### Task instructions
Establish how many lines in the records below include the word "pada"; respond with that number only.

### Source data
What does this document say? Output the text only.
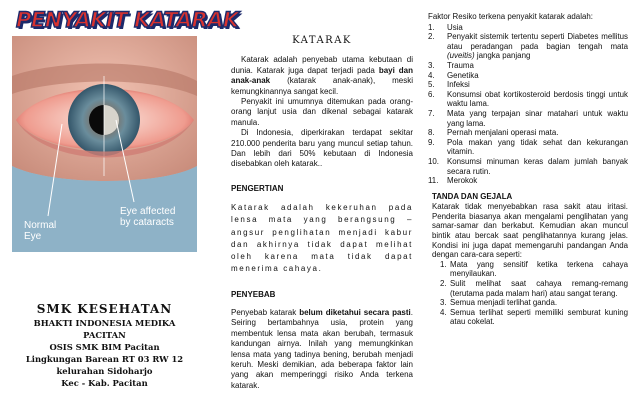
PENYAKIT KATARAK
Normal
Eye
Eye affected
by cataracts
SMK KESEHATAN
BHAKTI INDONESIA MEDIKA PACITAN
OSIS SMK BIM Pacitan
Lingkungan Barean RT 03 RW 12
kelurahan Sidoharjo
Kec - Kab. Pacitan
KATARAK

Katarak adalah penyebab utama kebutaan di dunia. Katarak juga dapat terjadi pada bayi dan anak-anak (katarak anak-anak), meski kemungkinannya sangat kecil.

Penyakit ini umumnya ditemukan pada orang-orang lanjut usia dan dikenal sebagai katarak manula.

Di Indonesia, diperkirakan terdapat sekitar 210.000 penderita baru yang muncul setiap tahun. Dan lebih dari 50% kebutaan di Indonesia disebabkan oleh katarak..

PENGERTIAN

Katarak adalah kekeruhan pada lensa mata yang berangsung – angsur penglihatan menjadi kabur dan akhirnya tidak dapat melihat oleh karena mata tidak dapat menerima cahaya.

PENYEBAB

Penyebab katarak belum diketahui secara pasti. Seiring bertambahnya usia, protein yang membentuk lensa mata akan berubah, termasuk kandungan airnya. Inilah yang memungkinkan lensa mata yang tadinya bening, berubah menjadi keruh. Meski demikian, ada beberapa faktor lain yang akan memperinggi risiko Anda terkena katarak.

Faktor Resiko terkena penyakit katarak adalah:
1. Usia
2. Penyakit sistemik tertentu seperti Diabetes mellitus atau peradangan pada bagian tengah mata (uveitis) jangka panjang
3. Trauma
4. Genetika
5. Infeksi
6. Konsumsi obat kortikosteroid berdosis tinggi untuk waktu lama.
7. Mata yang terpajan sinar matahari untuk waktu yang lama.
8. Pernah menjalani operasi mata.
9. Pola makan yang tidak sehat dan kekurangan vitamin.
10. Konsumsi minuman keras dalam jumlah banyak secara rutin.
11. Merokok
TANDA DAN GEJALA

Katarak tidak menyebabkan rasa sakit atau iritasi. Penderita biasanya akan mengalami penglihatan yang samar-samar dan berkabut. Kemudian akan muncul bintik atau bercak saat penglihatannya kurang jelas. Kondisi ini juga dapat memengaruhi pandangan Anda dengan cara-cara seperti:

1. Mata yang sensitif ketika terkena cahaya menyilaukan.
2. Sulit melihat saat cahaya remang-remang (terutama pada malam hari) atau sangat terang.
3. Semua menjadi terlihat ganda.
4. Semua terlihat seperti memiliki semburat kuning atau cokelat.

### Solved problem
5